*EXERCISE GOAL:* Transcribe the listing that follows in full, omitting pictures.

*INPUT RECORDS:*
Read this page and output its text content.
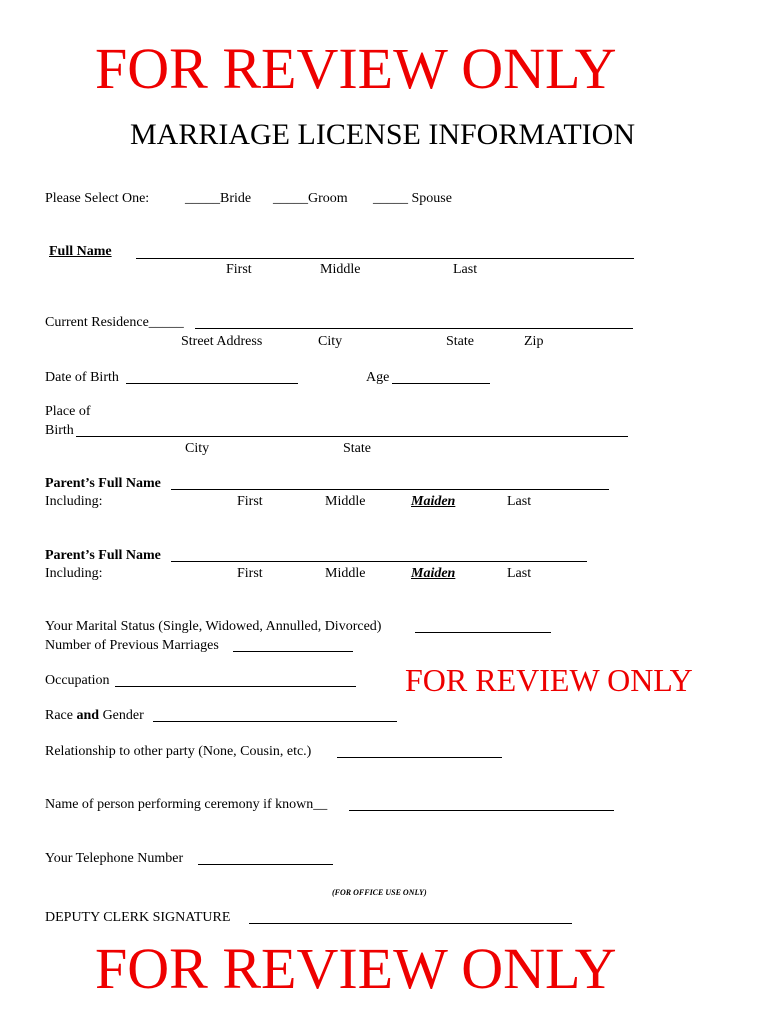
FOR REVIEW ONLY
MARRIAGE LICENSE INFORMATION
Please Select One:	_____Bride _____Groom _____ Spouse
Full Name
First	Middle	Last
Current Residence_____
Street Address	City	State	Zip
Date of Birth	Age
Place of
Birth
City	State
Parent’s Full Name
Including:	First	Middle	Maiden	Last
Parent’s Full Name
Including:	First	Middle	Maiden	Last
Your Marital Status (Single, Widowed, Annulled, Divorced)
Number of Previous Marriages
Occupation	FOR REVIEW ONLY
Race and Gender
Relationship to other party (None, Cousin, etc.)
Name of person performing ceremony if known__
Your Telephone Number
(FOR OFFICE USE ONLY)
DEPUTY CLERK SIGNATURE
FOR REVIEW ONLY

*RESULT BELOW:*
Read this page and output its text content.
FOR REVIEW ONLY
MARRIAGE LICENSE INFORMATION
Please Select One:	_____Bride _____Groom _____ Spouse
Full Name
First	Middle	Last
Current Residence_____
Street Address	City	State	Zip
Date of Birth	Age
Place of
Birth
City	State
Parent’s Full Name
Including:	First	Middle	Maiden	Last
Parent’s Full Name
Including:	First	Middle	Maiden	Last
Your Marital Status (Single, Widowed, Annulled, Divorced)
Number of Previous Marriages
Occupation	FOR REVIEW ONLY
Race and Gender
Relationship to other party (None, Cousin, etc.)
Name of person performing ceremony if known__
Your Telephone Number
(FOR OFFICE USE ONLY)
DEPUTY CLERK SIGNATURE
FOR REVIEW ONLY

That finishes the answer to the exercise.